Items from a data source:
※ ※ ※

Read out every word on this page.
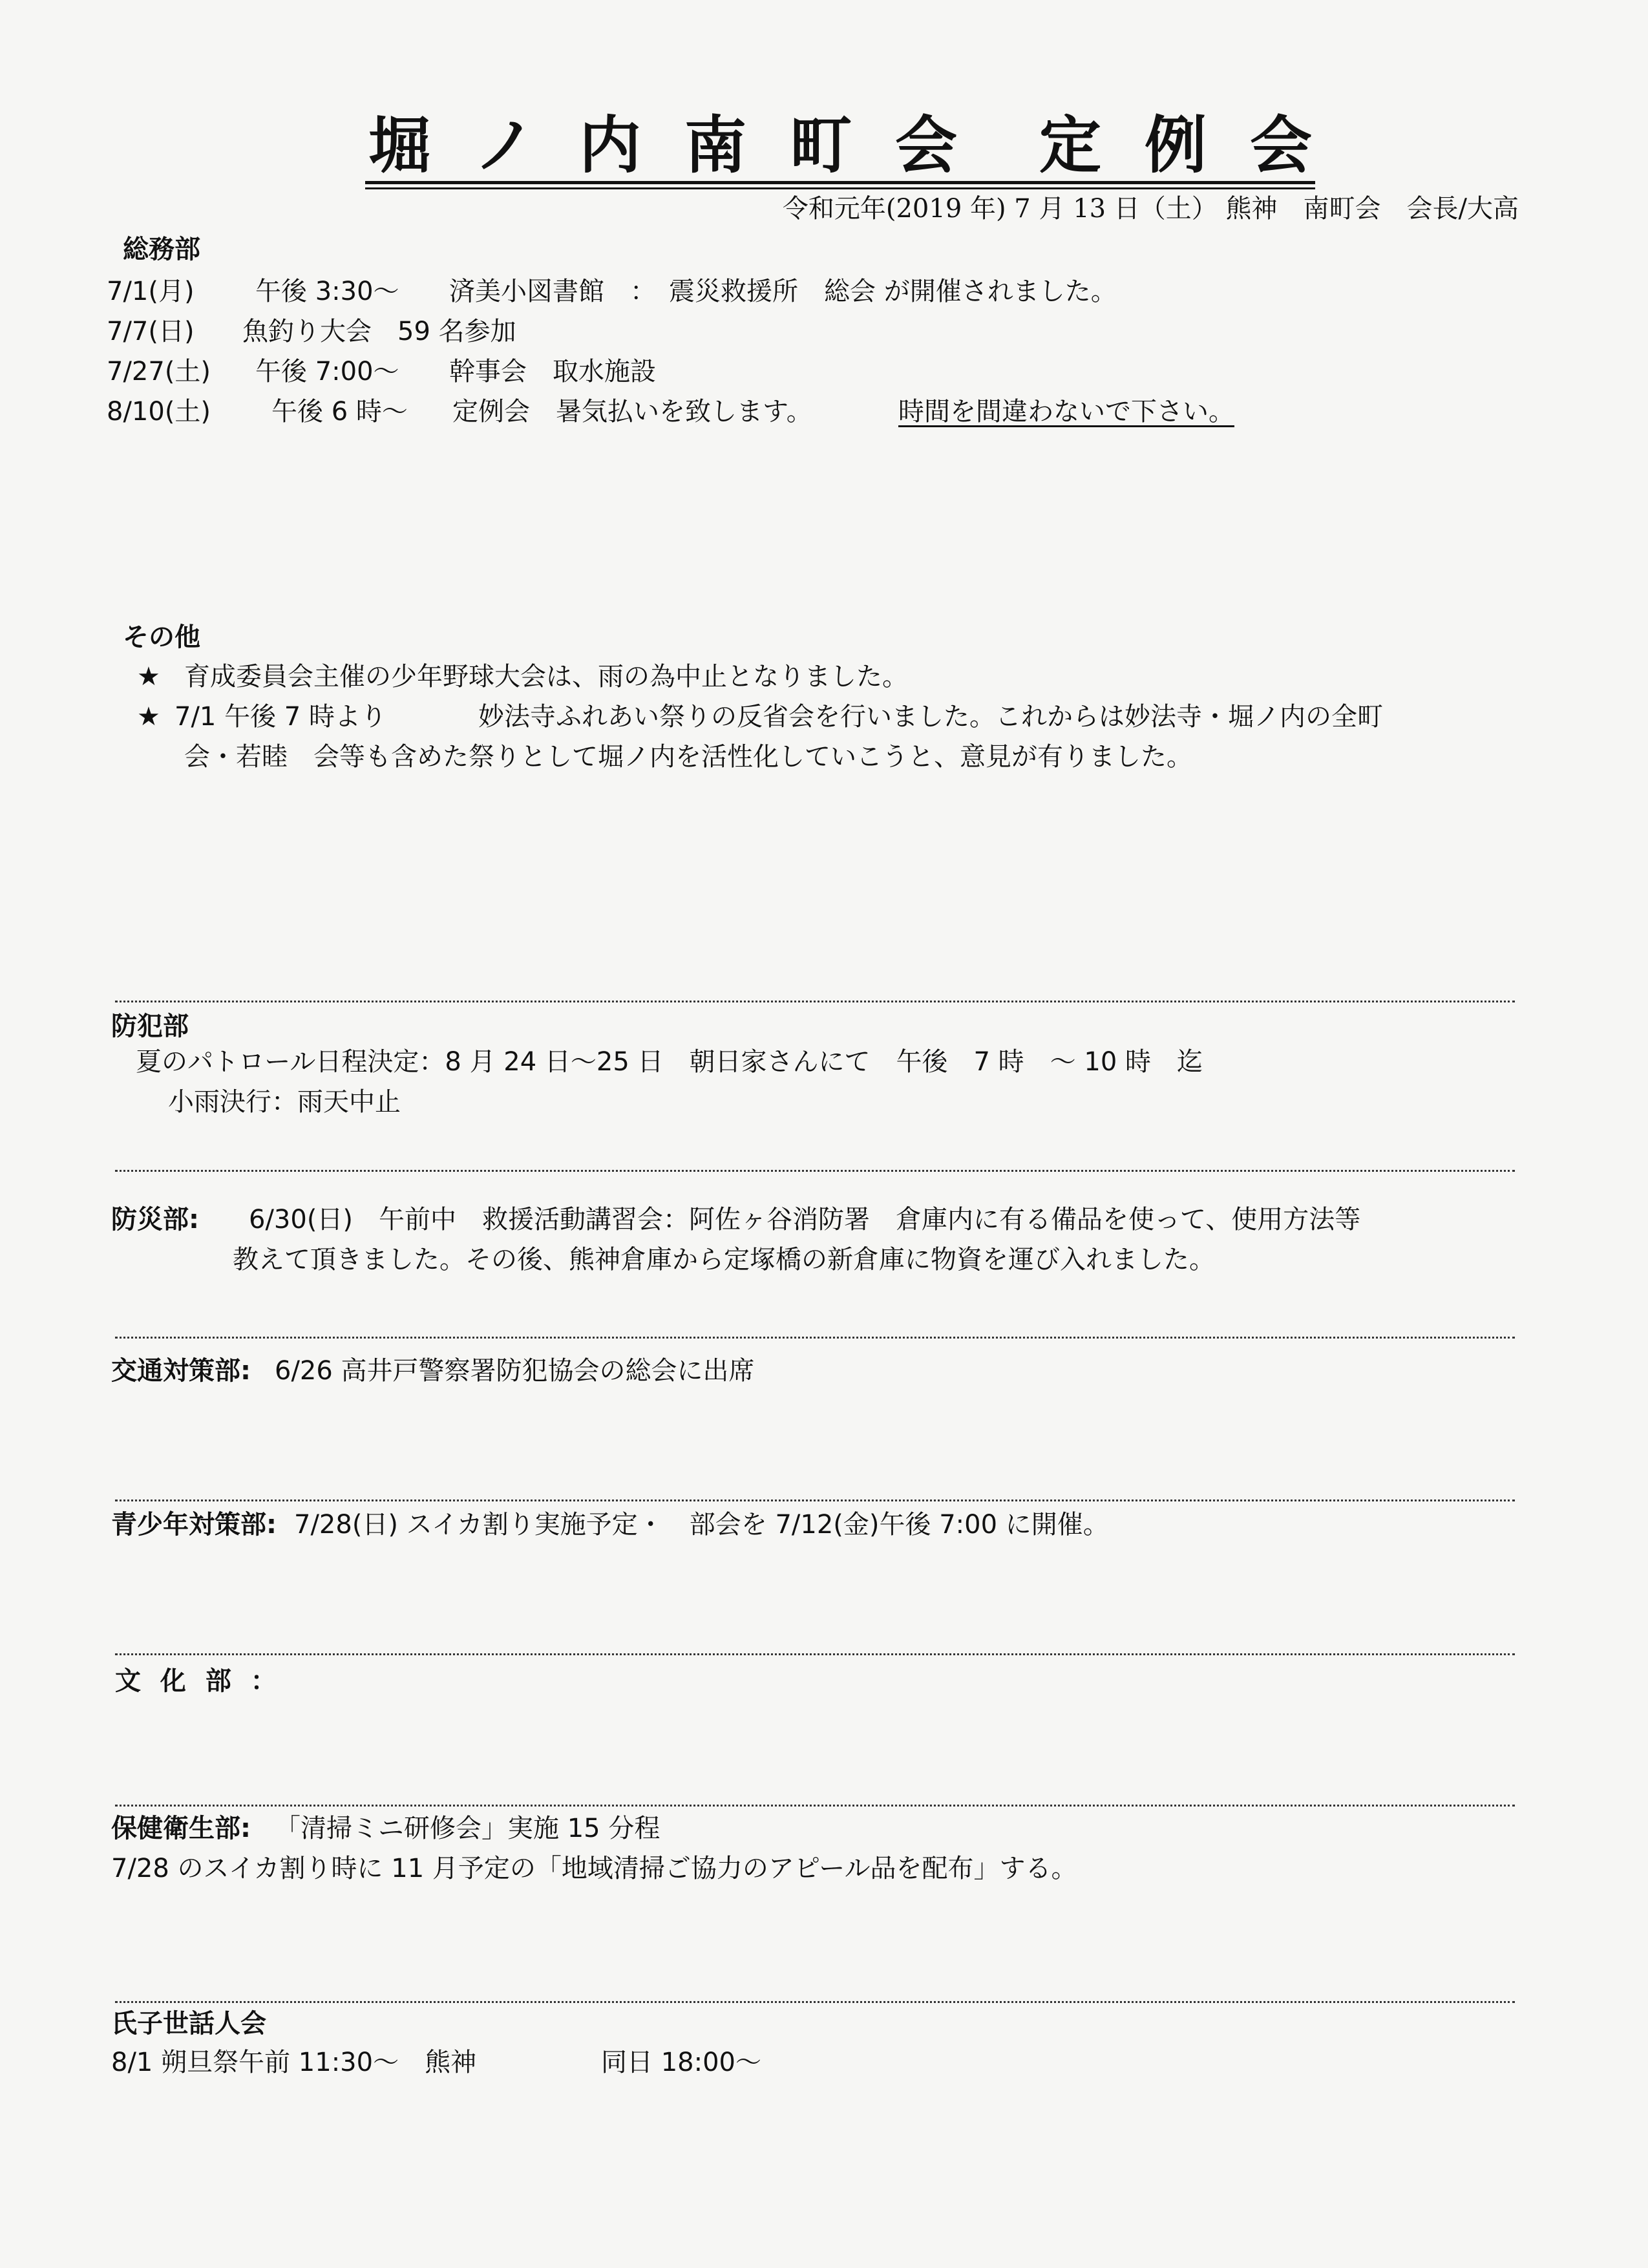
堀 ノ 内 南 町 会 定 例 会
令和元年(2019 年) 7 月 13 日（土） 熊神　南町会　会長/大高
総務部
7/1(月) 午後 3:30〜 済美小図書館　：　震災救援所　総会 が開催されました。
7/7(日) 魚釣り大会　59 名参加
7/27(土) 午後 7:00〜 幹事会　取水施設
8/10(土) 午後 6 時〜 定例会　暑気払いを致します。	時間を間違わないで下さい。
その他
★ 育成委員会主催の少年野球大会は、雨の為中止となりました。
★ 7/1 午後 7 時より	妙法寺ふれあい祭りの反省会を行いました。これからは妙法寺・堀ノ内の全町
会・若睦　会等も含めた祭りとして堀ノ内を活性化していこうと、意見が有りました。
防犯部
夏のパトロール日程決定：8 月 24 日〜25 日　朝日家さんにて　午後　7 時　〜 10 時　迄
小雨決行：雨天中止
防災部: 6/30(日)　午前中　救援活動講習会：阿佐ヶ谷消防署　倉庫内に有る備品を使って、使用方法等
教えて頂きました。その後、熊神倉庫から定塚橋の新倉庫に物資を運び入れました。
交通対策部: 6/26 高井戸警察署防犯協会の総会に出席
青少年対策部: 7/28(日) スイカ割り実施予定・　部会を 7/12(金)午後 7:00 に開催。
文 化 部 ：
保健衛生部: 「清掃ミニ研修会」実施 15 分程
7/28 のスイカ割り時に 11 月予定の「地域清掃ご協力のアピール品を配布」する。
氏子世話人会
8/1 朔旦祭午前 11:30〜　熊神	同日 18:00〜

※ ※ ※

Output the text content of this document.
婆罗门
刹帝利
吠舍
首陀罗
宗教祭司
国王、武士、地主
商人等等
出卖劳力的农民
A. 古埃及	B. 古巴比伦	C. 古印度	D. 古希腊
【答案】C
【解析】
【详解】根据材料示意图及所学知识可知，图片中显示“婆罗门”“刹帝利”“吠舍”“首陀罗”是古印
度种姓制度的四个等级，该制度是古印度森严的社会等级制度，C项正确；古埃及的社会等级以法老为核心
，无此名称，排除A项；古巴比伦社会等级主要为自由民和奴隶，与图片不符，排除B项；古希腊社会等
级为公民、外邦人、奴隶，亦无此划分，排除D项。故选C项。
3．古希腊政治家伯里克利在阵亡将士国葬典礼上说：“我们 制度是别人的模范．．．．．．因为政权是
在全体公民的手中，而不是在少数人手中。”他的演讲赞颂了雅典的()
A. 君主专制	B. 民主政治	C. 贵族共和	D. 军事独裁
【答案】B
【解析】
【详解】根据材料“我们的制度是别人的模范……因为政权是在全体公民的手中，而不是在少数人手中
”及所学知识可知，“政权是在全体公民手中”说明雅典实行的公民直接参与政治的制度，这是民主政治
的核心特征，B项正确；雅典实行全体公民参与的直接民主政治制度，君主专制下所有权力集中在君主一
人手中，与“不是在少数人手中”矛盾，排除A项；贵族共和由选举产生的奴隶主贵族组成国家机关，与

※ ※ ※

Every line that holds the word "而不是在少数人手中" should be extracted.

在全体公民的手中，而不是在少数人手中。”他的演讲赞颂了雅典的()
【详解】根据材料“我们的制度是别人的模范……因为政权是在全体公民的手中，而不是在少数人手中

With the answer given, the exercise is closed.